Towards the rear, the Hoffmeister kink is now framed by a rather sizeable yet sculptured piece of satin metal and upon opening the door, showcases an interesting frameless rear-quarter glass.

As mentioned by a few others before, the raised rear deck does have hints of the E32, faint, but still, hints nonetheless. This higher rear deck has also allowed the rear glass to sit at a steeper and sleeker angle.

There were some areas of the aesthetics that did detract from the overall visual appeal of course, like the glossy plastic front radar and sensor covering plate which we wish could have had a more elegant solution. For those wondering about the protruding “bump” inserts in between the grilles, those were added to cater for safety legislation reasons due to the illumination that now adorns the grille.

> _Data for review_:

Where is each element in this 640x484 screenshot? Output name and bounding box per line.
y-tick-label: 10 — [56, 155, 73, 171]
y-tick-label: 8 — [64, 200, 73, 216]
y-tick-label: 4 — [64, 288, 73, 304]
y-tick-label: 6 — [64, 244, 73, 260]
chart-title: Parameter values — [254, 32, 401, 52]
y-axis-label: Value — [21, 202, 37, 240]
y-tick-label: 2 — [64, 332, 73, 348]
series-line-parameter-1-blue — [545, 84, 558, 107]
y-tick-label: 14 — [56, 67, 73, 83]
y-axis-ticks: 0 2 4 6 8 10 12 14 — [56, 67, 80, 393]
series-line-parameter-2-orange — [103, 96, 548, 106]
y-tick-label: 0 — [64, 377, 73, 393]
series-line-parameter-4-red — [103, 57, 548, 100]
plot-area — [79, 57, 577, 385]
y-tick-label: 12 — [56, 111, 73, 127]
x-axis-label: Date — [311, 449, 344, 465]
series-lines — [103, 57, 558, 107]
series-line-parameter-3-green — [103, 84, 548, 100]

> _Action item 1_: Output the part of the styling passage that begins at "As mentioned by" and ends after "adorns the grille.", copied word for word.
> _Action item 2_: In the styling passage, what has the higher rear deck allowed the rear glass to do?
The rows above are separate material and have no connection to the styling passage.

> _Reply 1_:
As mentioned by a few others before, the raised rear deck does have hints of the E32, faint, but still, hints nonetheless. This higher rear deck has also allowed the rear glass to sit at a steeper and sleeker angle.

There were some areas of the aesthetics that did detract from the overall visual appeal of course, like the glossy plastic front radar and sensor covering plate which we wish could have had a more elegant solution. For those wondering about the protruding “bump” inserts in between the grilles, those were added to cater for safety legislation reasons due to the illumination that now adorns the grille.

> _Reply 2_: It has allowed the rear glass to sit at a steeper and sleeker angle.